* Begin SUPPLIED MATERIAL *

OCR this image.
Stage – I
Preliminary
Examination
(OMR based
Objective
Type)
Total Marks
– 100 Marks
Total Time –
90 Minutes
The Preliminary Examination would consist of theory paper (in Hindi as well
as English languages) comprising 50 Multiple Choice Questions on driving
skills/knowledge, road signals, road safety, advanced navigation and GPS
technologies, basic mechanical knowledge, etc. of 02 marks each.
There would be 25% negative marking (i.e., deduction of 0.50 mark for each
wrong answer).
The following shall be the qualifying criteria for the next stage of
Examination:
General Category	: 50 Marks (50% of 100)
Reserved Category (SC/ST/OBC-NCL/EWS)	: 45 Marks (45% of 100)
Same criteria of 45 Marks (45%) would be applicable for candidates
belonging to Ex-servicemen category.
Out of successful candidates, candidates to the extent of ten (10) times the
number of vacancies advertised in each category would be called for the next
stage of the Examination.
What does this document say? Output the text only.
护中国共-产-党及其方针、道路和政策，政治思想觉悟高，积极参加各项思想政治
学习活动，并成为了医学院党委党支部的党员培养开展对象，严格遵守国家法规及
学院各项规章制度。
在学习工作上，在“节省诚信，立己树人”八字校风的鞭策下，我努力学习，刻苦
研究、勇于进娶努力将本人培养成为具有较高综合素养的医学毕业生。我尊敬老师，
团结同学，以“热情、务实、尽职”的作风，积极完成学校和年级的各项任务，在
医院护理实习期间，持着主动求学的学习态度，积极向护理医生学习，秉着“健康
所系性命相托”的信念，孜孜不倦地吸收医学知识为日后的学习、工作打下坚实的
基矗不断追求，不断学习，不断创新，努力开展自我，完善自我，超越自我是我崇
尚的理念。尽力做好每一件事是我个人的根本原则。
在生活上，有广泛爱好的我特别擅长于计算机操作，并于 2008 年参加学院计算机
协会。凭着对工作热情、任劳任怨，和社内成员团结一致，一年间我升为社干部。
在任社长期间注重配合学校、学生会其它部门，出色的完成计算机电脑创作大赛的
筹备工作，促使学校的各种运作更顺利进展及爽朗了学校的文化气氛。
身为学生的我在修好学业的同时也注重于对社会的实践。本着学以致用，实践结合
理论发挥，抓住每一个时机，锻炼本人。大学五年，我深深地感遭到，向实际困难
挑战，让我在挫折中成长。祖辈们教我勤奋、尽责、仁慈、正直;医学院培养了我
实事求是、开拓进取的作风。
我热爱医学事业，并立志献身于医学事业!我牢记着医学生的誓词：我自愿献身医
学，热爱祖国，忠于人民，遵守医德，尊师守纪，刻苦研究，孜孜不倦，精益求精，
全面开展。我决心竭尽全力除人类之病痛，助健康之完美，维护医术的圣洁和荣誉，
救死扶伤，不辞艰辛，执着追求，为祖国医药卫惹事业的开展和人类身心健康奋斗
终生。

* End SUPPLIED MATERIAL *
* Begin SUPPLIED MATERIAL *

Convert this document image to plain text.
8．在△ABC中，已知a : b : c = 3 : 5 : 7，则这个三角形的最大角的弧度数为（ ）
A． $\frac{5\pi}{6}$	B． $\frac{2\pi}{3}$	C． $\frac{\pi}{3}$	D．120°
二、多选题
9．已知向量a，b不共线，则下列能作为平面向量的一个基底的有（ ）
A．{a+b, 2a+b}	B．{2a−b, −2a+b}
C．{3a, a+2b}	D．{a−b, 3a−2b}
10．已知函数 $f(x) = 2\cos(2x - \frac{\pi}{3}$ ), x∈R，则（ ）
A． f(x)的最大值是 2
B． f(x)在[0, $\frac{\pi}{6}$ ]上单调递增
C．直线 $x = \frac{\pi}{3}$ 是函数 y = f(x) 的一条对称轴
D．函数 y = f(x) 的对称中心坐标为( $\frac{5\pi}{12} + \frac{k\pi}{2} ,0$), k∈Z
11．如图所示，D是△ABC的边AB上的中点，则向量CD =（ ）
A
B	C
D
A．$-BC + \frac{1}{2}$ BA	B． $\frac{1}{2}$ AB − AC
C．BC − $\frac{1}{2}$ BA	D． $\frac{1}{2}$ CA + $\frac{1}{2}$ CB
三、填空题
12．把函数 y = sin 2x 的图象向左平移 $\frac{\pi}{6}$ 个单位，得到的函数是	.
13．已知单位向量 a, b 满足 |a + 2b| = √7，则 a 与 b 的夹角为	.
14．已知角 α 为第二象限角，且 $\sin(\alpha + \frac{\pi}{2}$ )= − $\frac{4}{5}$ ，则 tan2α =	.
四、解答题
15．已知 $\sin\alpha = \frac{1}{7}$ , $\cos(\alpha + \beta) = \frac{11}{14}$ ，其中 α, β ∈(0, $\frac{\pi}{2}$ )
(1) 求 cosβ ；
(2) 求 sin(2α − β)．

* End SUPPLIED MATERIAL *

■ **REQUIREMENTS**:
The lines to collect are those holding the string "candidates"; copy them all.

■ **EXPECTED ANSWER**:
Same criteria of 45 Marks (45%) would be applicable for candidates
Out of successful candidates, candidates to the extent of ten (10) times the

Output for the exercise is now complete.